TO BE DONE - Summarize the excerpt on SQL SELECT queries below in two sentences.

SELECTED TEXT -
SELECT Queries and Retrieving Data

Updated: May 16, 2026
15 min read

# CHAPTER 7

SELECT Queries and Retrieving Data

1. Introduction

Putting data into a database is only half the battle. The true power of a database lies in how quickly and accurately you can get that data back out. In the CRUD lifecycle, this is the Read operation. In SQL, data retrieval is entirely controlled by the legendary SELECT statement. It is the most frequently written command in software engineering. In this chapter, we will learn how to interrogate our tables and extract the exact columns of information our applications need.

2. Learning Objectives

By the end of this chapter, you will be able to:
  • Use the SELECT * command to fetch an entire table.
  • Retrieve specific, targeted columns to optimize network bandwidth.
  • Eliminate duplicate results using the DISTINCT keyword.
  • Rename output columns on the fly using Aliases (AS).

3. The SELECT * Command (Fetching Everything)

RECORD LIST -

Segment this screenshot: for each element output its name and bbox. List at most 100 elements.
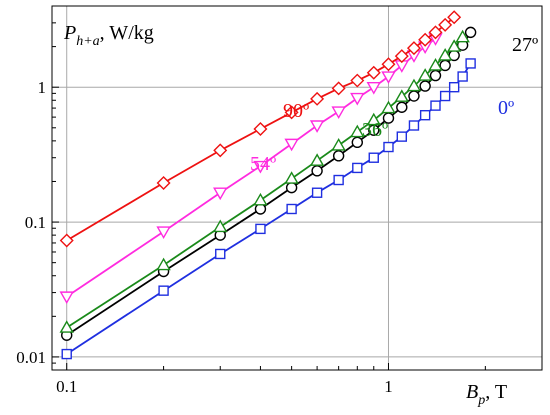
series-1-point [351,136,364,149]
series-2-point [309,153,325,166]
axis-ticks: 0.1 1 0.01 0.1 1 [16,22,486,396]
series-label-90: 90º [283,100,309,122]
plot-frame [51,5,543,371]
series-4-point [394,49,409,64]
series-4-point [438,17,453,32]
series-label-54: 54º [250,153,276,175]
series-4-point [406,41,421,56]
x-axis-title-symbol: B [466,381,478,403]
series-3-point [350,92,365,106]
series-3-point [309,120,325,133]
series-4-point [213,143,228,158]
series-0-point [383,141,394,153]
series-3-point [253,160,268,174]
series-3-point [331,106,346,119]
series-2-point [446,39,462,52]
series-4-line [66,16,455,242]
series-0-point [396,131,408,142]
series-3-point [381,71,396,84]
series-1-point [285,181,298,194]
series-0-point [311,187,323,198]
series-3-point [366,81,381,95]
series-0-point [368,152,379,163]
series-label-27: 27º [512,34,538,56]
series-layer [59,10,477,360]
series-3-point [213,187,228,201]
series-1-point [408,90,420,102]
series-1-line [66,31,472,336]
series-2-point [381,100,396,114]
series-4 [59,10,462,248]
series-2-point [455,29,470,43]
series-4-point [310,91,325,106]
series-3-point [156,226,171,239]
series-2-point [437,48,453,61]
series-0-point [215,248,226,260]
series-1-point [419,80,431,92]
series-0-point [457,71,468,82]
y-axis-title: Ph+a, W/kg [63,22,154,49]
series-4-point [284,105,299,120]
series-0-point [333,174,344,186]
series-2-point [156,257,171,271]
series-0-line [66,62,472,355]
x-axis-title-unit: , T [485,381,507,403]
series-4-point [418,32,433,47]
series-4-point [381,57,396,72]
x-axis-title-subscript: p [477,393,485,408]
series-0-point [465,58,476,69]
series-label-36: 36º [362,119,388,141]
series-1-point [396,101,408,113]
series-2 [59,29,470,333]
series-1 [61,26,477,341]
series-4-point [253,121,268,136]
series-4-point [366,65,381,80]
series-0-point [158,285,169,296]
series-2-point [213,219,228,233]
y-axis-title-unit: , W/kg [100,22,154,44]
series-0-point [61,348,72,360]
series-2-point [331,138,346,151]
x-axis-title: Bp, T [466,381,507,408]
series-4-point [331,81,346,96]
series-0-point [448,81,460,93]
series-2-point [253,192,268,206]
y-axis-title-subscript: h+a [76,34,99,49]
series-3-point [59,291,74,305]
series-2-point [366,112,381,126]
series-2-line [66,36,464,329]
series-2-point [350,124,365,138]
series-0-point [419,109,431,121]
series-3-point [284,138,299,152]
series-4-point [59,233,74,248]
series-2-point [428,58,443,71]
series-0 [61,58,476,360]
series-0-point [430,100,441,111]
y-axis-title-symbol: P [63,22,76,44]
series-2-point [284,171,299,184]
series-0-point [286,203,297,215]
series-1-point [311,165,323,177]
series-0-point [439,90,451,102]
y-tick-label: 1 [38,78,47,97]
series-2-point [394,89,410,102]
series-1-point [464,26,477,39]
series-2-point [417,68,433,81]
series-4-point [156,175,171,190]
series-2-point [59,320,74,333]
x-tick-label: 1 [384,377,393,396]
y-tick-label: 0.1 [25,213,46,232]
series-1-point [429,69,442,82]
series-4-point [447,10,462,25]
series-0-point [408,120,420,131]
y-tick-label: 0.01 [16,348,46,367]
series-0-point [255,223,266,235]
series-4-point [428,25,443,40]
series-1-point [332,150,345,162]
series-label-0: 0º [498,97,514,119]
series-4-point [350,73,365,88]
series-0-point [352,162,363,174]
series-2-point [406,78,422,92]
x-tick-label: 0.1 [56,377,77,396]
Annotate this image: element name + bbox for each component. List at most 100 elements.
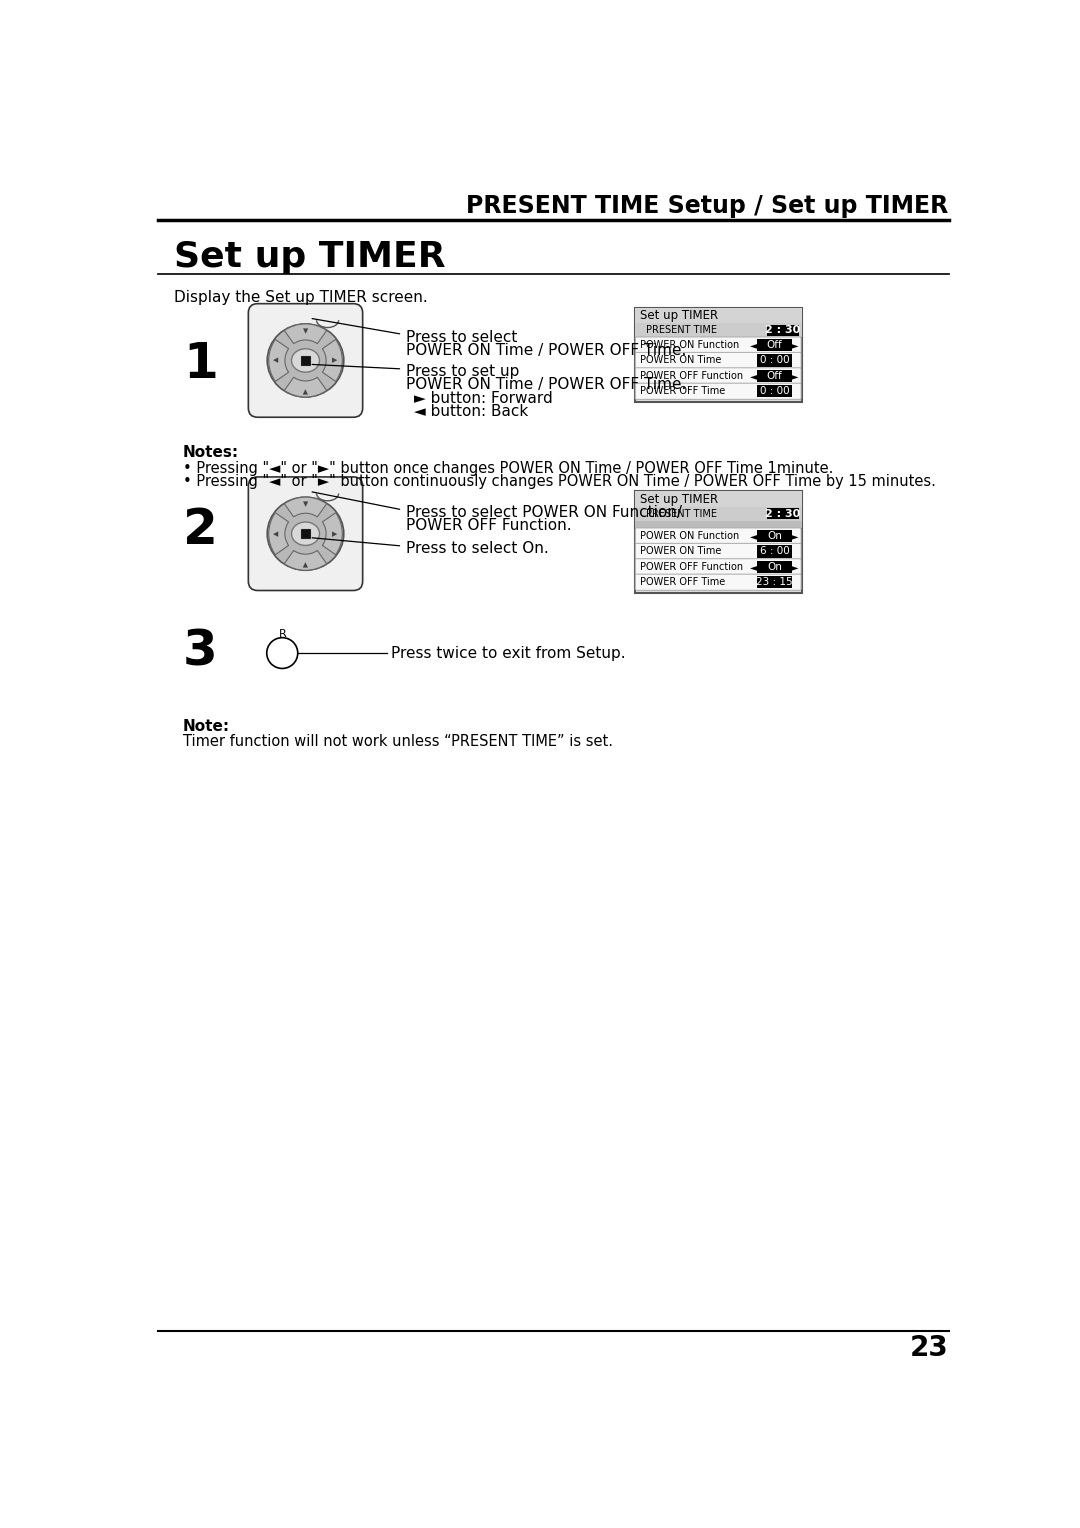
Text: Set up TIMER: Set up TIMER	[639, 492, 717, 506]
Text: ▾: ▾	[302, 500, 308, 509]
Ellipse shape	[292, 348, 320, 373]
Text: ►: ►	[791, 562, 798, 571]
Wedge shape	[284, 377, 326, 397]
Text: Press to set up: Press to set up	[406, 364, 519, 379]
Text: ◂: ◂	[273, 529, 279, 539]
Text: POWER OFF Function.: POWER OFF Function.	[406, 518, 572, 533]
Text: ▾: ▾	[302, 558, 308, 568]
Ellipse shape	[292, 523, 320, 545]
Bar	[767, 324, 799, 336]
Bar	[635, 309, 801, 402]
Text: POWER OFF Time: POWER OFF Time	[640, 387, 726, 396]
Bar	[635, 507, 801, 521]
Text: Press to select: Press to select	[406, 330, 517, 345]
Wedge shape	[323, 339, 342, 382]
Text: Press to select POWER ON Function/: Press to select POWER ON Function/	[406, 506, 683, 520]
FancyBboxPatch shape	[635, 544, 801, 559]
FancyBboxPatch shape	[635, 353, 801, 368]
Text: Notes:: Notes:	[183, 445, 239, 460]
Text: 23 : 15: 23 : 15	[756, 578, 793, 587]
Wedge shape	[284, 550, 326, 570]
FancyBboxPatch shape	[635, 559, 801, 575]
Text: POWER ON Function: POWER ON Function	[640, 341, 740, 350]
Text: POWER ON Time / POWER OFF Time.: POWER ON Time / POWER OFF Time.	[406, 342, 687, 358]
Text: ◄: ◄	[750, 532, 757, 541]
Circle shape	[267, 637, 298, 668]
Bar	[635, 521, 801, 529]
Bar	[757, 354, 793, 367]
Wedge shape	[269, 339, 288, 382]
Text: Press twice to exit from Setup.: Press twice to exit from Setup.	[391, 645, 625, 660]
Bar	[757, 545, 793, 558]
Ellipse shape	[267, 497, 343, 570]
Text: ◄: ◄	[750, 371, 757, 380]
Wedge shape	[323, 513, 342, 555]
Bar	[635, 492, 801, 507]
Bar	[301, 356, 310, 365]
Text: ▾: ▾	[302, 325, 308, 336]
Text: POWER ON Function: POWER ON Function	[640, 532, 740, 541]
Text: ►: ►	[791, 532, 798, 541]
Text: 23: 23	[910, 1334, 948, 1361]
FancyBboxPatch shape	[248, 304, 363, 417]
Text: PRESENT TIME: PRESENT TIME	[646, 509, 717, 518]
FancyBboxPatch shape	[635, 368, 801, 384]
Bar	[635, 492, 801, 593]
Text: 2 : 30: 2 : 30	[766, 509, 800, 518]
Bar	[767, 507, 799, 520]
Text: ▾: ▾	[302, 385, 308, 394]
Text: Off: Off	[767, 341, 782, 350]
Text: 3: 3	[183, 628, 218, 675]
Text: On: On	[767, 532, 782, 541]
Text: On: On	[767, 562, 782, 571]
Bar	[757, 576, 793, 588]
FancyBboxPatch shape	[635, 338, 801, 353]
Text: Note:: Note:	[183, 718, 230, 733]
Ellipse shape	[267, 324, 343, 397]
Text: Off: Off	[767, 371, 782, 380]
Bar	[757, 385, 793, 397]
Wedge shape	[284, 497, 326, 516]
Text: 2 : 30: 2 : 30	[766, 325, 800, 336]
Text: 6 : 00: 6 : 00	[759, 547, 789, 556]
Text: ◄: ◄	[750, 341, 757, 350]
Text: POWER ON Time: POWER ON Time	[640, 547, 721, 556]
Text: Set up TIMER: Set up TIMER	[174, 240, 445, 274]
Text: ► button: Forward: ► button: Forward	[414, 391, 553, 406]
Bar	[757, 339, 793, 351]
Text: POWER OFF Function: POWER OFF Function	[640, 371, 743, 380]
Text: POWER OFF Function: POWER OFF Function	[640, 562, 743, 571]
Bar	[301, 529, 310, 538]
Text: PRESENT TIME Setup / Set up TIMER: PRESENT TIME Setup / Set up TIMER	[467, 194, 948, 219]
FancyBboxPatch shape	[248, 477, 363, 590]
Text: 1: 1	[183, 341, 218, 388]
Text: • Pressing "◄" or "►" button continuously changes POWER ON Time / POWER OFF Time: • Pressing "◄" or "►" button continuousl…	[183, 474, 936, 489]
FancyBboxPatch shape	[635, 529, 801, 544]
Text: Timer function will not work unless “PRESENT TIME” is set.: Timer function will not work unless “PRE…	[183, 733, 613, 749]
Text: R: R	[279, 630, 286, 639]
Text: 0 : 00: 0 : 00	[759, 387, 789, 396]
Text: Display the Set up TIMER screen.: Display the Set up TIMER screen.	[174, 290, 428, 304]
Bar	[757, 561, 793, 573]
Text: POWER ON Time: POWER ON Time	[640, 356, 721, 365]
Text: ▸: ▸	[333, 356, 338, 365]
Text: ►: ►	[791, 371, 798, 380]
Text: ►: ►	[791, 341, 798, 350]
Bar	[757, 530, 793, 542]
Text: ▸: ▸	[333, 529, 338, 539]
Text: Press to select On.: Press to select On.	[406, 541, 549, 556]
Bar	[635, 309, 801, 324]
Bar	[635, 324, 801, 338]
Bar	[757, 370, 793, 382]
Text: POWER ON Time / POWER OFF Time.: POWER ON Time / POWER OFF Time.	[406, 377, 687, 393]
Text: • Pressing "◄" or "►" button once changes POWER ON Time / POWER OFF Time 1minute: • Pressing "◄" or "►" button once change…	[183, 460, 834, 475]
Text: Set up TIMER: Set up TIMER	[639, 309, 717, 322]
Text: ◂: ◂	[273, 356, 279, 365]
Wedge shape	[284, 324, 326, 344]
Text: POWER OFF Time: POWER OFF Time	[640, 578, 726, 587]
Text: 2: 2	[183, 506, 218, 553]
FancyBboxPatch shape	[635, 384, 801, 399]
Text: PRESENT TIME: PRESENT TIME	[646, 325, 717, 336]
FancyBboxPatch shape	[635, 575, 801, 590]
Text: 0 : 00: 0 : 00	[759, 356, 789, 365]
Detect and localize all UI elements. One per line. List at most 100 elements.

ANSWER TO THE TASK - Retrieving data is the Read operation of the CRUD lifecycle, and in SQL it is controlled entirely by the SELECT statement, the most frequently written command in software engineering. The chapter aims to teach fetching an entire table with SELECT *, retrieving specific columns to optimize network bandwidth, eliminating duplicate results with DISTINCT, and renaming output columns with aliases (AS).